Data records:
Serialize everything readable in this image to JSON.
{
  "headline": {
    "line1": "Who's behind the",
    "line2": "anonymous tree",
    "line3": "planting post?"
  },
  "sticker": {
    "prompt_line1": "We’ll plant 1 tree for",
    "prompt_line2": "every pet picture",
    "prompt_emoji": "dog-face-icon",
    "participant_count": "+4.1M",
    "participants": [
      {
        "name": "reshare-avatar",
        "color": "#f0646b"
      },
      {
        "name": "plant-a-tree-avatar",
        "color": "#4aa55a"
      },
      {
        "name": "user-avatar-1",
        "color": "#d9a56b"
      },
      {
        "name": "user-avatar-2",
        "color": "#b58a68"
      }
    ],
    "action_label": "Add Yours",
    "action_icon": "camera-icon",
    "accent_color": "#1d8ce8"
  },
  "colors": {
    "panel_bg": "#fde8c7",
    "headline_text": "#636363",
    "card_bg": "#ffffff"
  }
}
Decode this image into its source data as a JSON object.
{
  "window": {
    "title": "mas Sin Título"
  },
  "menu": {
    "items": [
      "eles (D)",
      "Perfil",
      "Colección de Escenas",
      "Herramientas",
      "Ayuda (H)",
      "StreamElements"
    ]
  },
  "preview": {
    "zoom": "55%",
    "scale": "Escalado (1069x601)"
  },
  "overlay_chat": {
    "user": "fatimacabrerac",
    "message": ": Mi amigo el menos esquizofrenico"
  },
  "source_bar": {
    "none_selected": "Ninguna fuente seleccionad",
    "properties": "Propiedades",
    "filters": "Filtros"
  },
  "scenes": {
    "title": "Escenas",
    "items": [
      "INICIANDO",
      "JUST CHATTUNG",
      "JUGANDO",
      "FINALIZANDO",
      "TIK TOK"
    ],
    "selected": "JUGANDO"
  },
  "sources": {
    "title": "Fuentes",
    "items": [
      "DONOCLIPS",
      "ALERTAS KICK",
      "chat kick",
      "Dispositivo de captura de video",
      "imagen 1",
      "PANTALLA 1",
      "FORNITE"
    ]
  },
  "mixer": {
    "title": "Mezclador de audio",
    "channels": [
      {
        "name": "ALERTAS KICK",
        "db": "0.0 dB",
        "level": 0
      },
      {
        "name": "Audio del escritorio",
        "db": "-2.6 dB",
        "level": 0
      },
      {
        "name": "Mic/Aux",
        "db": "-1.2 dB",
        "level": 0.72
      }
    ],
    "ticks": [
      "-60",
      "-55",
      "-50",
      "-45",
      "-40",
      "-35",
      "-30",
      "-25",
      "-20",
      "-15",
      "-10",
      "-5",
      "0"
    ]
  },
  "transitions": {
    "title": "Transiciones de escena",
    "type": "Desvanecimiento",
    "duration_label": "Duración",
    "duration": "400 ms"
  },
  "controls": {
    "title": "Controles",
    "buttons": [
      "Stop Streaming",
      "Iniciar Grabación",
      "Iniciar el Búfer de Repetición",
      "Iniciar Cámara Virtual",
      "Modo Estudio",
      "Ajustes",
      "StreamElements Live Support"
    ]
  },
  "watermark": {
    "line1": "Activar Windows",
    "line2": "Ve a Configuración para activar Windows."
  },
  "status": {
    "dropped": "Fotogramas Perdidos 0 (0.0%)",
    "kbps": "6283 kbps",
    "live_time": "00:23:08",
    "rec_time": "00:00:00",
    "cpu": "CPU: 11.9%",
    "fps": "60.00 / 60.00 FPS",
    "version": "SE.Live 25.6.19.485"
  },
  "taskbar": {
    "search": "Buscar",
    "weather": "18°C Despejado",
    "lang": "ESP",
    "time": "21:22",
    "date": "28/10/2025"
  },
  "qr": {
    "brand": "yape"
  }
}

Task: Extract each record, keeping it identical to the original.

Task response:
Serialize everything readable in this image to JSON.
{
  "headline": {
    "line1": "Who's behind the",
    "line2": "anonymous tree",
    "line3": "planting post?"
  },
  "sticker": {
    "prompt_line1": "We’ll plant 1 tree for",
    "prompt_line2": "every pet picture",
    "prompt_emoji": "dog-face-icon",
    "participant_count": "+4.1M",
    "participants": [
      {
        "name": "reshare-avatar",
        "color": "#f0646b"
      },
      {
        "name": "plant-a-tree-avatar",
        "color": "#4aa55a"
      },
      {
        "name": "user-avatar-1",
        "color": "#d9a56b"
      },
      {
        "name": "user-avatar-2",
        "color": "#b58a68"
      }
    ],
    "action_label": "Add Yours",
    "action_icon": "camera-icon",
    "accent_color": "#1d8ce8"
  },
  "colors": {
    "panel_bg": "#fde8c7",
    "headline_text": "#636363",
    "card_bg": "#ffffff"
  }
}
Decode this image into its source data as a JSON object.
{
  "window": {
    "title": "mas Sin Título"
  },
  "menu": {
    "items": [
      "eles (D)",
      "Perfil",
      "Colección de Escenas",
      "Herramientas",
      "Ayuda (H)",
      "StreamElements"
    ]
  },
  "preview": {
    "zoom": "55%",
    "scale": "Escalado (1069x601)"
  },
  "overlay_chat": {
    "user": "fatimacabrerac",
    "message": ": Mi amigo el menos esquizofrenico"
  },
  "source_bar": {
    "none_selected": "Ninguna fuente seleccionad",
    "properties": "Propiedades",
    "filters": "Filtros"
  },
  "scenes": {
    "title": "Escenas",
    "items": [
      "INICIANDO",
      "JUST CHATTUNG",
      "JUGANDO",
      "FINALIZANDO",
      "TIK TOK"
    ],
    "selected": "JUGANDO"
  },
  "sources": {
    "title": "Fuentes",
    "items": [
      "DONOCLIPS",
      "ALERTAS KICK",
      "chat kick",
      "Dispositivo de captura de video",
      "imagen 1",
      "PANTALLA 1",
      "FORNITE"
    ]
  },
  "mixer": {
    "title": "Mezclador de audio",
    "channels": [
      {
        "name": "ALERTAS KICK",
        "db": "0.0 dB",
        "level": 0
      },
      {
        "name": "Audio del escritorio",
        "db": "-2.6 dB",
        "level": 0
      },
      {
        "name": "Mic/Aux",
        "db": "-1.2 dB",
        "level": 0.72
      }
    ],
    "ticks": [
      "-60",
      "-55",
      "-50",
      "-45",
      "-40",
      "-35",
      "-30",
      "-25",
      "-20",
      "-15",
      "-10",
      "-5",
      "0"
    ]
  },
  "transitions": {
    "title": "Transiciones de escena",
    "type": "Desvanecimiento",
    "duration_label": "Duración",
    "duration": "400 ms"
  },
  "controls": {
    "title": "Controles",
    "buttons": [
      "Stop Streaming",
      "Iniciar Grabación",
      "Iniciar el Búfer de Repetición",
      "Iniciar Cámara Virtual",
      "Modo Estudio",
      "Ajustes",
      "StreamElements Live Support"
    ]
  },
  "watermark": {
    "line1": "Activar Windows",
    "line2": "Ve a Configuración para activar Windows."
  },
  "status": {
    "dropped": "Fotogramas Perdidos 0 (0.0%)",
    "kbps": "6283 kbps",
    "live_time": "00:23:08",
    "rec_time": "00:00:00",
    "cpu": "CPU: 11.9%",
    "fps": "60.00 / 60.00 FPS",
    "version": "SE.Live 25.6.19.485"
  },
  "taskbar": {
    "search": "Buscar",
    "weather": "18°C Despejado",
    "lang": "ESP",
    "time": "21:22",
    "date": "28/10/2025"
  },
  "qr": {
    "brand": "yape"
  }
}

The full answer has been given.